### Listed entries ###

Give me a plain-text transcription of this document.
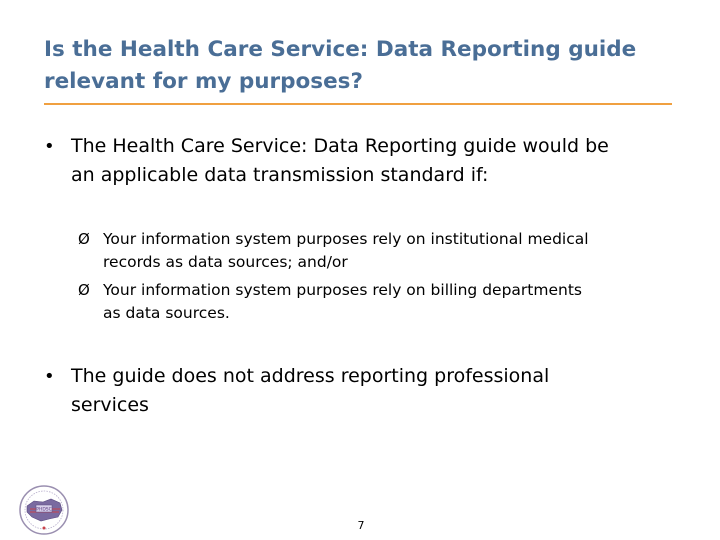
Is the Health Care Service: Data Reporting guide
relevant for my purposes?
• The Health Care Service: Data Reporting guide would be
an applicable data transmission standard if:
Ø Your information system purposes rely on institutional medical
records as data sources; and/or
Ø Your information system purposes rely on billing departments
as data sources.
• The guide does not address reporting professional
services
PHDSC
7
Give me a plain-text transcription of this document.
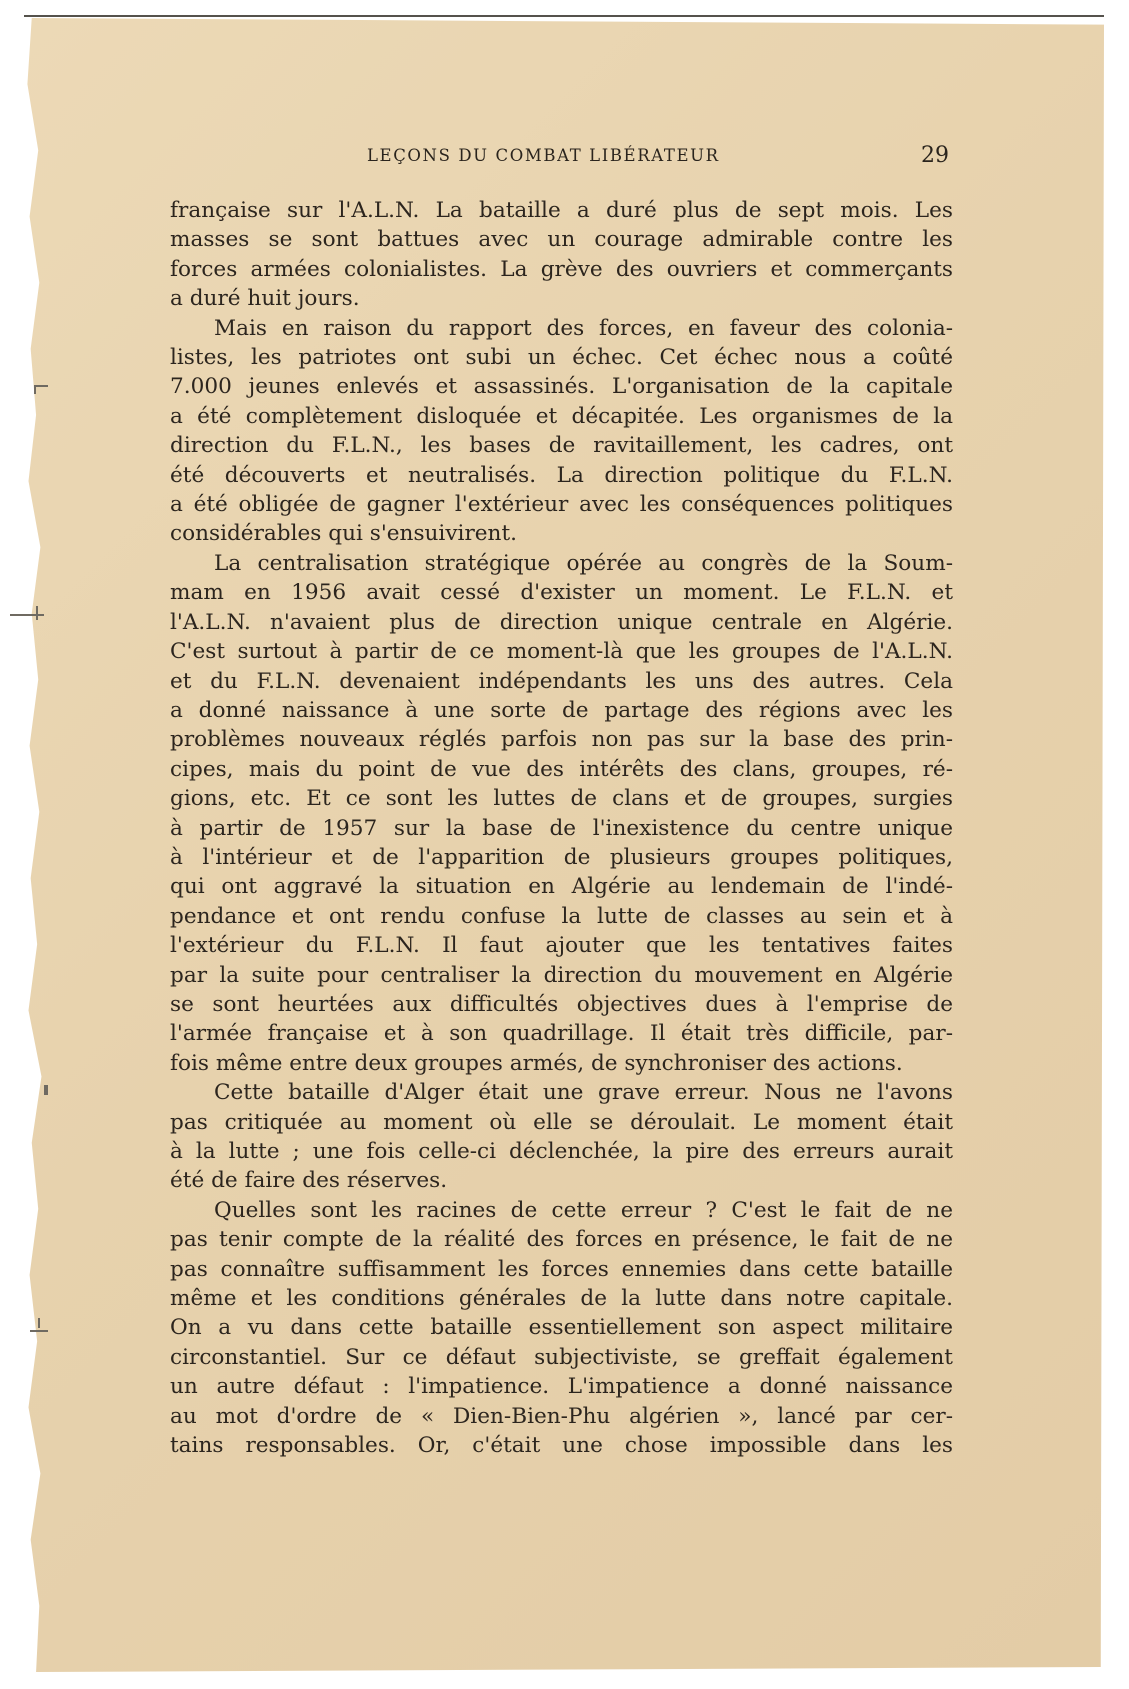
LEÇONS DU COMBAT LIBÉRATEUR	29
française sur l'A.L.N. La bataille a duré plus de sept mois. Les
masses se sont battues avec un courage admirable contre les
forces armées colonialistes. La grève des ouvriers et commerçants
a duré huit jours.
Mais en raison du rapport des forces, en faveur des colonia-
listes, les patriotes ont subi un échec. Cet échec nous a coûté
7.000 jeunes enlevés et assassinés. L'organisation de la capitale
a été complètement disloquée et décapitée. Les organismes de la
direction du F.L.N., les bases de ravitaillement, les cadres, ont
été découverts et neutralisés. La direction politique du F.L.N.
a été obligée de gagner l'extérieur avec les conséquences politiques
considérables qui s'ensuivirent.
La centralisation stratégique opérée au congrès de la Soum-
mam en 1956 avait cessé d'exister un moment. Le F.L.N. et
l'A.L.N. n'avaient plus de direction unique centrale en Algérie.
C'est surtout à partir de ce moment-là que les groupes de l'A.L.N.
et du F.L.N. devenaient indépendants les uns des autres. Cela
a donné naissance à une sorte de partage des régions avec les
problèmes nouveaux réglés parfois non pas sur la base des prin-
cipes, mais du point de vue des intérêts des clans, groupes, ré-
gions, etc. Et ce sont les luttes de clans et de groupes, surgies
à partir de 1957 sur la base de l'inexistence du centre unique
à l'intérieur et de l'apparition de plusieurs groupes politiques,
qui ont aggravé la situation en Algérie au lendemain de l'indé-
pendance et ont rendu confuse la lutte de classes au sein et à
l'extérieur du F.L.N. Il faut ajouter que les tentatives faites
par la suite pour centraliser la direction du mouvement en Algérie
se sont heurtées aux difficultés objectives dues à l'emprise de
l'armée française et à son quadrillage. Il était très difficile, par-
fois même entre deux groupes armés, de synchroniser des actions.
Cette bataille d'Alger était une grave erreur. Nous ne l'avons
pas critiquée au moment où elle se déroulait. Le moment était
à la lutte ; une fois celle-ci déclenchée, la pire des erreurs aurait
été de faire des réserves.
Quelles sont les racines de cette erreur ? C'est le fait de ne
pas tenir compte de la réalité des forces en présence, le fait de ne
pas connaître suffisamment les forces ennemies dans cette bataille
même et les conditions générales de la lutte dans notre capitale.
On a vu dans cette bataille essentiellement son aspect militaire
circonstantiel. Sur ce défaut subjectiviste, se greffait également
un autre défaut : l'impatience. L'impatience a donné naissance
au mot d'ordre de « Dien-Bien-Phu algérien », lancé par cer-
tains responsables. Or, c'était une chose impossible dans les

###
### Listed entries ###

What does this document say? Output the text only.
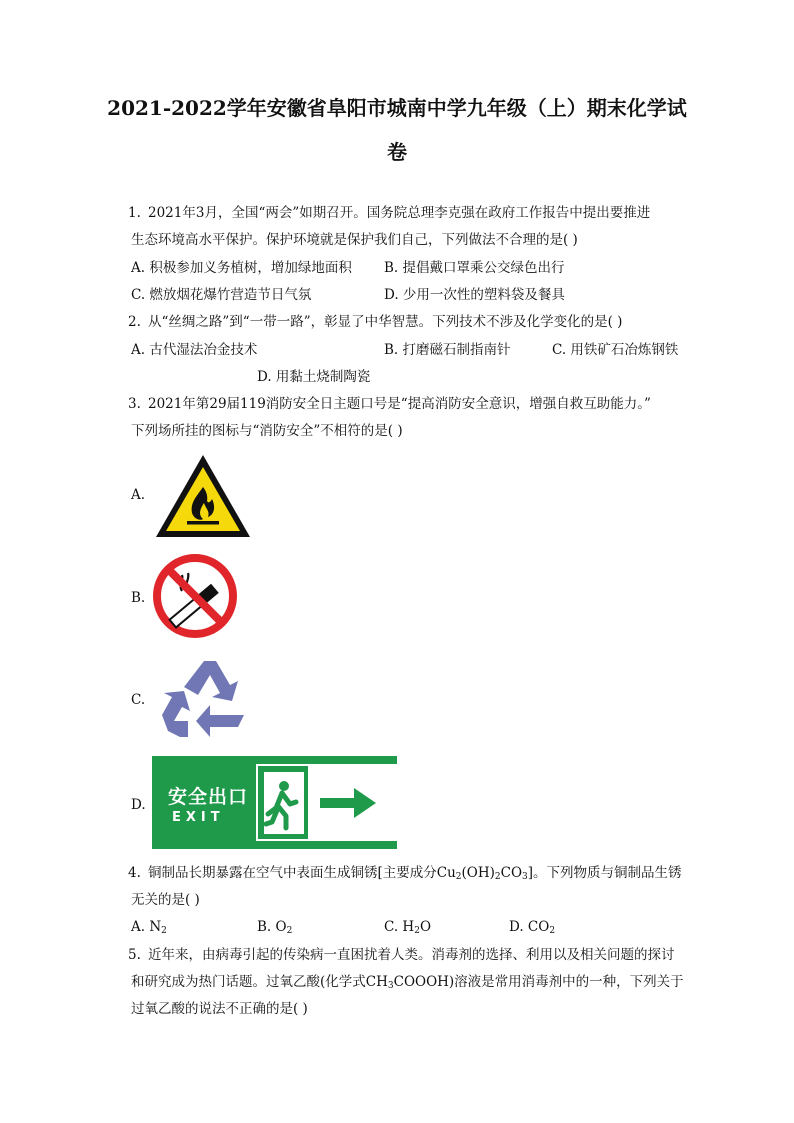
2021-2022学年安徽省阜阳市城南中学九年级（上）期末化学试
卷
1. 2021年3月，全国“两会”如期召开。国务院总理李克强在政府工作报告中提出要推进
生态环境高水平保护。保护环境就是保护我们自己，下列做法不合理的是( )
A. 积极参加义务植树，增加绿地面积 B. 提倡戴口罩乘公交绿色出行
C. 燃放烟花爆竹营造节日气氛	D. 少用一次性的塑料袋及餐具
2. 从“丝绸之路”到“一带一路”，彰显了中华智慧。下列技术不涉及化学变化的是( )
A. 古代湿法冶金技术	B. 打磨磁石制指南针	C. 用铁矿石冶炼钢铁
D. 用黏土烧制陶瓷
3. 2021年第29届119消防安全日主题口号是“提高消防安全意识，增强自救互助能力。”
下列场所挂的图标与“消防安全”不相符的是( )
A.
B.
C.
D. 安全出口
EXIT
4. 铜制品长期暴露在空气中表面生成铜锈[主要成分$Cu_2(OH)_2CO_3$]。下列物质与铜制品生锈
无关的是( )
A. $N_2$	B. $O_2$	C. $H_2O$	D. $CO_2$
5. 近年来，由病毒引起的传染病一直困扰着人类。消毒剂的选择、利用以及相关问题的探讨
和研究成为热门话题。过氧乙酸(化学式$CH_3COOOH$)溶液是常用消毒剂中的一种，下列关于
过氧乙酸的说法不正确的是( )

###
### Listed entries ###

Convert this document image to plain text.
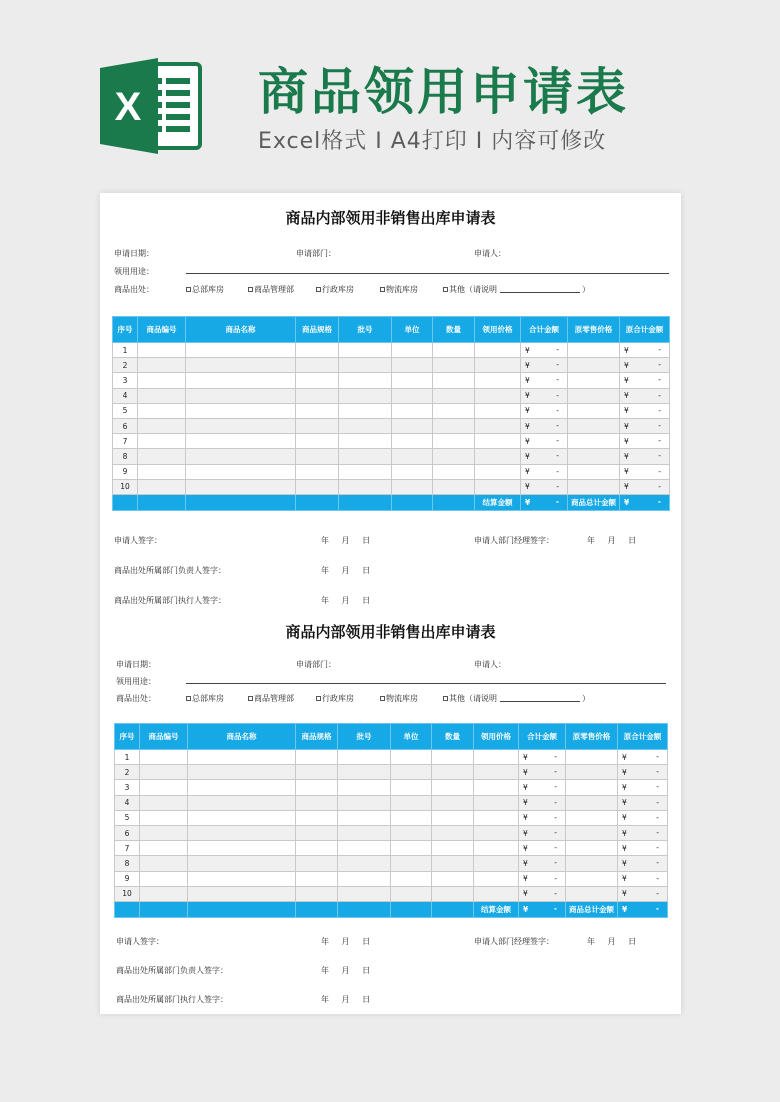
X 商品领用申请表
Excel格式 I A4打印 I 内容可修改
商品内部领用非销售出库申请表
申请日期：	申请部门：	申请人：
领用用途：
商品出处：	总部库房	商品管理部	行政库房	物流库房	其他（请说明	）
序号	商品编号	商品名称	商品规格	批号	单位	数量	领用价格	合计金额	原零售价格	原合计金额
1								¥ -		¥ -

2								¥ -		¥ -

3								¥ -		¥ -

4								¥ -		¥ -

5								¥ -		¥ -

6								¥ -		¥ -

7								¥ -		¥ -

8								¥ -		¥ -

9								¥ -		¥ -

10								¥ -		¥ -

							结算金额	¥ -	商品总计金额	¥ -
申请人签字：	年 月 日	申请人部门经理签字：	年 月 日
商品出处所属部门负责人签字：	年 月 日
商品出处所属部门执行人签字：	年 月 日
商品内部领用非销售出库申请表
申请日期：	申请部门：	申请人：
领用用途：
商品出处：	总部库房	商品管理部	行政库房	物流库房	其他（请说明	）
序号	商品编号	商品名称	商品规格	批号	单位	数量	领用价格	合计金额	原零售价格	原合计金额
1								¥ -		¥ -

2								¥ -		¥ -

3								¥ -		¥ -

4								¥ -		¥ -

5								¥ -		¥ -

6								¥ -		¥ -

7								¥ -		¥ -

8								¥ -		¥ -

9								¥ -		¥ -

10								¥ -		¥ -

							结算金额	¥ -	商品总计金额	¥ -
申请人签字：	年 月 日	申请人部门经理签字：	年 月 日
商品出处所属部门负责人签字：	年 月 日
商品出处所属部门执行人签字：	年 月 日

###

_Requirement_
Give the number of lines above in which the word "guide" occurs, with nothing else.

_Exercise output_
3